Septic Tanks and Grease Traps

This is when the trouble started, I was washing turnip greens in my kitchen sinks but when I pulled the stopper, it would not drain. I tried the plumber’s friend but it was not doing anything. Next was the Drano, a quart of it but the water was not going anywhere. I ran an outside hose through the kitchen window and packed it tight in the drain with a towel, turned on the water out at the faucet to try and flush it out and all it did was spray the kitchen with the Drano water.

The grease trap is a 50 gallon cement tank, it catches the kitchen water.

The grease trap is a 50 gallon cement tank, it catches the kitchen water.

I knew I had to go and find the plug to the grease trap and dip it out.  Any grease floats to the top and then another pipe at the bottom carries the grey water to the drain ditch. It is a nasty stinky job to dip out the top layer of grease and carry it to the pasture in the wheel barrel. This didn’t fix the problem so it must be that  the drain ditch was stopped up. This ditch has a 4 inch PVC pipe with holes, where it soaks into the soil. This pipe was in shambles, it was jammed full of roots, some places it  had collapsed.

Short line running from the grease trap to the main drain line.

I dug a 15 ft. ditch running from the grease trap to the main drain line. This took me all day.

I knew the whole drain ditch had to be cleaned out and not a job I wanted to do by myself. A friend brought two boys out to work. Ricky, Junior and I worked for 3 weeks digging. I had the City come and mark where the electric, gas, phone and water lines were buried. My utilities run all the way from town. The City marked the lines with red paint but as it turned out, it was ‘OFF by at least 10 feet’. First, the boys cut the phone line (it looked just like a root)  so no phone or computer for 5 days. Then Ricky banged on the door and when I ran out, water was gushing 8 feet in the air. He had hit the water line. I got hold of Floyd to turn the water off at the meter a half mile away. So no water that day. When I saw that the orange pipe that carried the gas was right up next to the water pipe, I was thankful that we missed hitting it! I found the conduit that carried the electric line and showed it to the boys and told them if they hit it, it would kill them. No one died that day~

Just some of the rocks that came out of the ditch. We hauled them all to the pasture in a wheel barrow.

Just some of the rocks that came out of the ditch. We hauled them all to the pasture in a wheel barrow. The entire ditch was filled with rocks.

The ditch is 70 feet long and 42 inches deep.

The ditch is 70 feet long and 42 inches deep.

Concho Valley Plumbing came and told me how long and how deep the ditch needed to be dug. Three weeks of digging, another 4 days of hauling the rocks off.

I was digging one morning before the men came and "someone"" surprised me with this picture later.

I was digging  before the men came that morning and  later “someone”” surprised me with this picture. I never knew he was there~

This was the week I was celebrating my 83rd birthday.

## ENTRIES PROVIDED:
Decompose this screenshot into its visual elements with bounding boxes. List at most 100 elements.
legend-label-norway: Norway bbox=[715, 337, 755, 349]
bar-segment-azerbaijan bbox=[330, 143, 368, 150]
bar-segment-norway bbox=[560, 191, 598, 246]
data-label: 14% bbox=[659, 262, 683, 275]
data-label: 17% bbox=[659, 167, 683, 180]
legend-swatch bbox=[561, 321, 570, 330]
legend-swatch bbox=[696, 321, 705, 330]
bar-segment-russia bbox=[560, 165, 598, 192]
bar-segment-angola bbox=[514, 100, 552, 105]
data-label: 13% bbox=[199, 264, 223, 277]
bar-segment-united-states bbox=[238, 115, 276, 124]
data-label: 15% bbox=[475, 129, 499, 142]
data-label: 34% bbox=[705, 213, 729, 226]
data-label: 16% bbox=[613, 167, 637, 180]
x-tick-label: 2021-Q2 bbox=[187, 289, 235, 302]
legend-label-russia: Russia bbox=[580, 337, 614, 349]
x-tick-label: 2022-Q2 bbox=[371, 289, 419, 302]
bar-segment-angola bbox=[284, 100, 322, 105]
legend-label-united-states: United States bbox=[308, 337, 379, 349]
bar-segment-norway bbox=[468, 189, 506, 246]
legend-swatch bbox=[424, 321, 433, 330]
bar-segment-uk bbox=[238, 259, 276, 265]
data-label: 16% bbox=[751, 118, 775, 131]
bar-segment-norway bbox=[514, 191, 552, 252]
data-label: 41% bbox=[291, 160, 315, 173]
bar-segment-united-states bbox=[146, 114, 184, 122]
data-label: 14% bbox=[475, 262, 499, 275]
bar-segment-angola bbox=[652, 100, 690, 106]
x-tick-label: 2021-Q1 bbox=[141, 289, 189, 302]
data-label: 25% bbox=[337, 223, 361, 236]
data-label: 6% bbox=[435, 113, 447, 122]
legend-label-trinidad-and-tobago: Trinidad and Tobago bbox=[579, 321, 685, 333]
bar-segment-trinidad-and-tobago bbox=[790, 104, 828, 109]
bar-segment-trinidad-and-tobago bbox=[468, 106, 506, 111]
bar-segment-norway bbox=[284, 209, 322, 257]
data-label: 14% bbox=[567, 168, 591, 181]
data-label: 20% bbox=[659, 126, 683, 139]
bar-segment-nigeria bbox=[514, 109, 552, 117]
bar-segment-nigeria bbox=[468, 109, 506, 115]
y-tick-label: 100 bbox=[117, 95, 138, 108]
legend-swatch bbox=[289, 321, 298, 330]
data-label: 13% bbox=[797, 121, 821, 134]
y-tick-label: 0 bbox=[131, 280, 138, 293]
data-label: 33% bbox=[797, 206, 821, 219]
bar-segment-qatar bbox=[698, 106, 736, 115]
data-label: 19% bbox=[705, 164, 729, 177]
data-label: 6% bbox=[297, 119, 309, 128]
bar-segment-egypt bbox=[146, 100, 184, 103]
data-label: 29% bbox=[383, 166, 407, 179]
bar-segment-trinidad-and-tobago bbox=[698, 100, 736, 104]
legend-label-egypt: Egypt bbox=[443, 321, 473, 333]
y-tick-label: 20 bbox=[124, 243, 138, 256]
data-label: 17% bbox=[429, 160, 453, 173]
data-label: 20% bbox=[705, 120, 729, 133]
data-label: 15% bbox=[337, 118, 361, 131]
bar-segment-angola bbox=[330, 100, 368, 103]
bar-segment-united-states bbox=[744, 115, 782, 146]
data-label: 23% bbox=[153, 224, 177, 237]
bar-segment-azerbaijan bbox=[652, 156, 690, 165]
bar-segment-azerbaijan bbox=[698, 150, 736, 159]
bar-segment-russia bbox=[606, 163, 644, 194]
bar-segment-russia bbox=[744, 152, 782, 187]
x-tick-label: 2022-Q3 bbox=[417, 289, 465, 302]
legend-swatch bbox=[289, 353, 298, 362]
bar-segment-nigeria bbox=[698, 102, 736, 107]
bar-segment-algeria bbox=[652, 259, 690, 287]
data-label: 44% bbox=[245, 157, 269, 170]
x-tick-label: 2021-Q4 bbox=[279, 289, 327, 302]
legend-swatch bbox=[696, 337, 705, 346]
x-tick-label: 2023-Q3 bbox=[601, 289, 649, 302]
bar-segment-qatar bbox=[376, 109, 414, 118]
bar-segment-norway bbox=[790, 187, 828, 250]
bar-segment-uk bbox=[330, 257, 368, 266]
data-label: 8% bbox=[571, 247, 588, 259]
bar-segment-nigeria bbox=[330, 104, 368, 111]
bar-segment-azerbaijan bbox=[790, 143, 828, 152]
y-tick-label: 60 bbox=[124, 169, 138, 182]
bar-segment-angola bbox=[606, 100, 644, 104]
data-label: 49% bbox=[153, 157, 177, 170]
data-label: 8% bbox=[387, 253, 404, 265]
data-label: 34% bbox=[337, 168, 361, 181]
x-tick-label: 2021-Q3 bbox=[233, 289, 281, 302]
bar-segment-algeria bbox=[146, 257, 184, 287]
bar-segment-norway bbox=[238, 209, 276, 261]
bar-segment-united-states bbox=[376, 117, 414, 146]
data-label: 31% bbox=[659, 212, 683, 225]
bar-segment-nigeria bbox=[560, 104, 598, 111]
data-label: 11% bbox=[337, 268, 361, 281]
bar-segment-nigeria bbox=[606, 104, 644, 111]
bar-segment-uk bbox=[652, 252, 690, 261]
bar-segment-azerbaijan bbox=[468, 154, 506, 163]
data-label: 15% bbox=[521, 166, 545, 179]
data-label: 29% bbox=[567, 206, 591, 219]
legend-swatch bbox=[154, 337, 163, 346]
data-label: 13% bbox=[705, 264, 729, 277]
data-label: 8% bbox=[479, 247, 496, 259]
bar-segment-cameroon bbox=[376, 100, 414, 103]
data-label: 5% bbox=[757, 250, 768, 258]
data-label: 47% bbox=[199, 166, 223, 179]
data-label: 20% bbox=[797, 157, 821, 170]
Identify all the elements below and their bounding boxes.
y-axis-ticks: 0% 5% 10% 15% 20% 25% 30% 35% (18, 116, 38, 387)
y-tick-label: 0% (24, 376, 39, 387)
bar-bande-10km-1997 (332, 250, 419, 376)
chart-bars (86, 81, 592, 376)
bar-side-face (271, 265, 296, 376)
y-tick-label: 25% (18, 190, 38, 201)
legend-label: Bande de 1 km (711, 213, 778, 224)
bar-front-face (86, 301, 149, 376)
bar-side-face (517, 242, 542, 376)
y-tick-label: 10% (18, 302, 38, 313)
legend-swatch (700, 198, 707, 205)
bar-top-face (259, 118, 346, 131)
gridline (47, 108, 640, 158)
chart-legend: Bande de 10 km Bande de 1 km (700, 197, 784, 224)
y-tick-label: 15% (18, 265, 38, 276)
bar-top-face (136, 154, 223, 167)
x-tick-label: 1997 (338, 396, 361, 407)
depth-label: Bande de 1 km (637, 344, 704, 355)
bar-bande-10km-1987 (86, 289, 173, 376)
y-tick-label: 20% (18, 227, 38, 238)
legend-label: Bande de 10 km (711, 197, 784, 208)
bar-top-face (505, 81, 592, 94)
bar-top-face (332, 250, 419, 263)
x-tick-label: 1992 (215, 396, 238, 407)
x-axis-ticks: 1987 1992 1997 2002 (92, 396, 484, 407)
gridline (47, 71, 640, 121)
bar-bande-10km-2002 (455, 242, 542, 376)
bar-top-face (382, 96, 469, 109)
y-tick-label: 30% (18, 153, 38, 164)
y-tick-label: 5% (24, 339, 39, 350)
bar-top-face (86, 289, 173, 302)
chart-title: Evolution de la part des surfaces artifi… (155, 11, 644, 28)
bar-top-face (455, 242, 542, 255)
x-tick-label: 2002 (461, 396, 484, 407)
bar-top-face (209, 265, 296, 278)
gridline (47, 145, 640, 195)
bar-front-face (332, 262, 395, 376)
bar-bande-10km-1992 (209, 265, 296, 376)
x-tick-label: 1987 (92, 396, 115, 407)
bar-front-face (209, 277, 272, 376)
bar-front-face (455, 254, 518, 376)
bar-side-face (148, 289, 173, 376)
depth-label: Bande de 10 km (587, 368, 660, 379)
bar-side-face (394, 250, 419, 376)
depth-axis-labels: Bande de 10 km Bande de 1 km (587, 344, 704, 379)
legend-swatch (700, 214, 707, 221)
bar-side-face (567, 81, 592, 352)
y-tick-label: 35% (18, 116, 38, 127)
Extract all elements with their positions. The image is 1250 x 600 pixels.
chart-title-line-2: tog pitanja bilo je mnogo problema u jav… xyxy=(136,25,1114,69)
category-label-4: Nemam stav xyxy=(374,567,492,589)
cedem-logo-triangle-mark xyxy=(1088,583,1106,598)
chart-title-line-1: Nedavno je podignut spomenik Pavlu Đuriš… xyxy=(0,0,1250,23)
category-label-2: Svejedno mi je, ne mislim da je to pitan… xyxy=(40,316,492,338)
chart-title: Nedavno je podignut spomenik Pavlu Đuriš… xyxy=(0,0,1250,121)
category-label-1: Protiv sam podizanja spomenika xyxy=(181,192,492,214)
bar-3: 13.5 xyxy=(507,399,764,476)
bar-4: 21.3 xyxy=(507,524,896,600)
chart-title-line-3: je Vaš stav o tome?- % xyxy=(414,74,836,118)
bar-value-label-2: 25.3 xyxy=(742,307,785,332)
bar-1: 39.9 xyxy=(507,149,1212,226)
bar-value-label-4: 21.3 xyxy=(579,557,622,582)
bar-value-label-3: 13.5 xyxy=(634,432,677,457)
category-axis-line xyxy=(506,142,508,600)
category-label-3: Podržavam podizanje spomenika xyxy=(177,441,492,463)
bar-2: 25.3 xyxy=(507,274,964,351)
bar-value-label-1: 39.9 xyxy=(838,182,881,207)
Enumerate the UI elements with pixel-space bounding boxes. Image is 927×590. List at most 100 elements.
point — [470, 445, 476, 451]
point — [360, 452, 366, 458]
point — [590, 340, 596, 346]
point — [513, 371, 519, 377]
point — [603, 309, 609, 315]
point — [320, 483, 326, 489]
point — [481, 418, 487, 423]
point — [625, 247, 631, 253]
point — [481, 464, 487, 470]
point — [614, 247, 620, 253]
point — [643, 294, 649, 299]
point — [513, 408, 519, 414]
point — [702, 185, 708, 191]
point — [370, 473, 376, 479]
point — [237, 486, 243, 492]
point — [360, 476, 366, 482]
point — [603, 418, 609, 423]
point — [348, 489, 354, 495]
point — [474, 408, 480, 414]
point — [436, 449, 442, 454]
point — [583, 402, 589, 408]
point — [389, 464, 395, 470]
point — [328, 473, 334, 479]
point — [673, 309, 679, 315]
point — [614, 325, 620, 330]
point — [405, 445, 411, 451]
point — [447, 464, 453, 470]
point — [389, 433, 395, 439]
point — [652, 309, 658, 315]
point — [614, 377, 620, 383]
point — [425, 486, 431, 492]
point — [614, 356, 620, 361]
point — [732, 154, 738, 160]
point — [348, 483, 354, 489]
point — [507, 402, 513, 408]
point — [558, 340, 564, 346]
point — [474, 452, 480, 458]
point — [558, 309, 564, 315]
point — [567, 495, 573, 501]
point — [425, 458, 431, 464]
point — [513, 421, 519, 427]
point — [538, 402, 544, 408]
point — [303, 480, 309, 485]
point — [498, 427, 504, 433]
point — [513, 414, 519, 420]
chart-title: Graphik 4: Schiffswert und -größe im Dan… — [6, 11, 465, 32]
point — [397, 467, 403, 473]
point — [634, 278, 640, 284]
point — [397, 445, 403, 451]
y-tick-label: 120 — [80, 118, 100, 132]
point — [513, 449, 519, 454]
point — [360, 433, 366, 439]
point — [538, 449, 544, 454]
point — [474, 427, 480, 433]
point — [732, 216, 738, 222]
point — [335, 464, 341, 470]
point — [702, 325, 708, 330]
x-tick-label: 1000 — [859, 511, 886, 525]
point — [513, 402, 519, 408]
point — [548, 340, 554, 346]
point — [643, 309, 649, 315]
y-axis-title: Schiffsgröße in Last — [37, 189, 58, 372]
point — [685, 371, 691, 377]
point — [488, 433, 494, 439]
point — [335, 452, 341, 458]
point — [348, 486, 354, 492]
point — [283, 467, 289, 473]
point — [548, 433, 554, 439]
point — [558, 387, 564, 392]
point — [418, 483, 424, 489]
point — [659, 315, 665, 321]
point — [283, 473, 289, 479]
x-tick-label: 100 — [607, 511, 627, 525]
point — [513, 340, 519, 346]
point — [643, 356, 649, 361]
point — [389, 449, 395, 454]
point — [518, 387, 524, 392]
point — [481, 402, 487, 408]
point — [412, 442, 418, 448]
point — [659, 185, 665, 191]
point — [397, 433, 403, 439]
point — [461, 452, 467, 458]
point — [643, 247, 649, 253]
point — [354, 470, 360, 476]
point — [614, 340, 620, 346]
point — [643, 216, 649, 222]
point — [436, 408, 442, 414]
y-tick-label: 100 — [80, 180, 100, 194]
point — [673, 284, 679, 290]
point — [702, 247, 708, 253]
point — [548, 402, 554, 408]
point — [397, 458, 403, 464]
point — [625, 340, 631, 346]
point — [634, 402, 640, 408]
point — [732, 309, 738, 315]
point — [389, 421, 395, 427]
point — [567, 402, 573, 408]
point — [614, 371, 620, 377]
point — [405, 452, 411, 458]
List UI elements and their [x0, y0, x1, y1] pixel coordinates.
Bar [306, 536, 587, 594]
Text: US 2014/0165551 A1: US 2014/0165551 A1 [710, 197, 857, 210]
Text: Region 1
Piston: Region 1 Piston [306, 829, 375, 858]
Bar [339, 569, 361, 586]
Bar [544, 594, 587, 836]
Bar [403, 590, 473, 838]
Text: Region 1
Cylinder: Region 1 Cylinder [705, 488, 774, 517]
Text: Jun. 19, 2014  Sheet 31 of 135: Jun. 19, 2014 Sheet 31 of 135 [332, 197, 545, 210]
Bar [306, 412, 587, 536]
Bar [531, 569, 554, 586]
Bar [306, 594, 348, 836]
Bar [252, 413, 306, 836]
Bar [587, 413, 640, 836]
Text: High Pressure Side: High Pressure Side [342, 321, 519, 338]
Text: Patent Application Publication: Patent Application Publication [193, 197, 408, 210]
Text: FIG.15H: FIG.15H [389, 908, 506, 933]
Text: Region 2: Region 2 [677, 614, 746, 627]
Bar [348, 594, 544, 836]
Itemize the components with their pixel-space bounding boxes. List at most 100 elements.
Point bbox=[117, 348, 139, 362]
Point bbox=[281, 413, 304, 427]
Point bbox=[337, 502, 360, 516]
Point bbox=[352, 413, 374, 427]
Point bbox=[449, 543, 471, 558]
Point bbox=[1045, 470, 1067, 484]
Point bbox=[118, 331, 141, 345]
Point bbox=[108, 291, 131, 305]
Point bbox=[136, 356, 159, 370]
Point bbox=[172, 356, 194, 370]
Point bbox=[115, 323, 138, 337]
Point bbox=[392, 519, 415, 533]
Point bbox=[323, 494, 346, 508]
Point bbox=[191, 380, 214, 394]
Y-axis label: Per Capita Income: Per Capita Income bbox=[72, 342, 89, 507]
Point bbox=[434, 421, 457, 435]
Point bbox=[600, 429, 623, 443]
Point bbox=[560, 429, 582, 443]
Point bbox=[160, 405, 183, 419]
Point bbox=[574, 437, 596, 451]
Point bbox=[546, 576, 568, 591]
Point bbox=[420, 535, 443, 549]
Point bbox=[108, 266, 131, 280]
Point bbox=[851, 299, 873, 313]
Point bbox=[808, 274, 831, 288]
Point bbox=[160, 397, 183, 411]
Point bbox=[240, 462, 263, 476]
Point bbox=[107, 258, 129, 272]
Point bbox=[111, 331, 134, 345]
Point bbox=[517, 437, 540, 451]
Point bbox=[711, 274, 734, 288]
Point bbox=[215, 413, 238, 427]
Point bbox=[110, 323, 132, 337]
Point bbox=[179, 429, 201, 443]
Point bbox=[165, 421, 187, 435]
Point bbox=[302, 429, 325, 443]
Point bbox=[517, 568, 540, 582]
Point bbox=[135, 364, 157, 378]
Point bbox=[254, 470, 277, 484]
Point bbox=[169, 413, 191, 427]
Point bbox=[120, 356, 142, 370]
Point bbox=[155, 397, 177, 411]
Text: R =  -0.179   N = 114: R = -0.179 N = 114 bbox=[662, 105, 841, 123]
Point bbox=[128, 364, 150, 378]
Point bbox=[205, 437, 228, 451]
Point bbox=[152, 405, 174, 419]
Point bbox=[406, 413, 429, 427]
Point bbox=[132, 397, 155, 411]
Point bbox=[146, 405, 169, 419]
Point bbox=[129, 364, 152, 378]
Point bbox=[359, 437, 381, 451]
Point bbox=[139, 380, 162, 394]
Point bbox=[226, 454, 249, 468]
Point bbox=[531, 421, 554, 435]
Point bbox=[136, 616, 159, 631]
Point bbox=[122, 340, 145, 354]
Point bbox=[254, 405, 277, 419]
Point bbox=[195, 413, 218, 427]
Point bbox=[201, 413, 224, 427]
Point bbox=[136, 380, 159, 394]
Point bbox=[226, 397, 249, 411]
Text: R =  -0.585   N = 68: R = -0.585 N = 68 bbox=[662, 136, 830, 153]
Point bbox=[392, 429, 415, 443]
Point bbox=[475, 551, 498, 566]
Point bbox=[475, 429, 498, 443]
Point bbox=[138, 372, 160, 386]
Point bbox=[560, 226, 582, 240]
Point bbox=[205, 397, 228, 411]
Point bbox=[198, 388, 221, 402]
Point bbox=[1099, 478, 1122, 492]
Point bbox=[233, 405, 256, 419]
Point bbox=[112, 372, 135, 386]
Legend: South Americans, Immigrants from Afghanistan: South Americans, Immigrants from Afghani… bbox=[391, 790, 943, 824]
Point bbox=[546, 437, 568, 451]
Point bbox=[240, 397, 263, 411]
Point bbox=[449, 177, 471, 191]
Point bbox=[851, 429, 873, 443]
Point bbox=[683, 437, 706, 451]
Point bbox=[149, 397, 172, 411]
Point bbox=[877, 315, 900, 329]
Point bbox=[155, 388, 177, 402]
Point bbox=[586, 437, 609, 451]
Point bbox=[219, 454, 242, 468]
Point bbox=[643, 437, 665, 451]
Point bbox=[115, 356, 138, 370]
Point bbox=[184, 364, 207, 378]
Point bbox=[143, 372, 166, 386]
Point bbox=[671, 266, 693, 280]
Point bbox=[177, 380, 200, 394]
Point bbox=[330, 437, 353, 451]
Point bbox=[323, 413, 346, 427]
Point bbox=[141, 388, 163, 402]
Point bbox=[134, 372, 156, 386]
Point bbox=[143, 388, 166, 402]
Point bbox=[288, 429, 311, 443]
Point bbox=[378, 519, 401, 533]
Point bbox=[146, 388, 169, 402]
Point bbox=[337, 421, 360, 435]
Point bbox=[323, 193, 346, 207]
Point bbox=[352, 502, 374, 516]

## ASSIGNED TASK A:
Please reproduce the stretch of the grease trap account from "I was digging one" through "my 83rd birthday." word for word.
## ASSIGNED TASK B:
In the grease trap account, how long and how deep is the ditch?

## WRITTEN RESPONSE A:
I was digging one morning before the men came and "someone"" surprised me with this picture later.

I was digging  before the men came that morning and  later “someone”” surprised me with this picture. I never knew he was there~

This was the week I was celebrating my 83rd birthday.

## WRITTEN RESPONSE B:
70 feet long and 42 inches deep.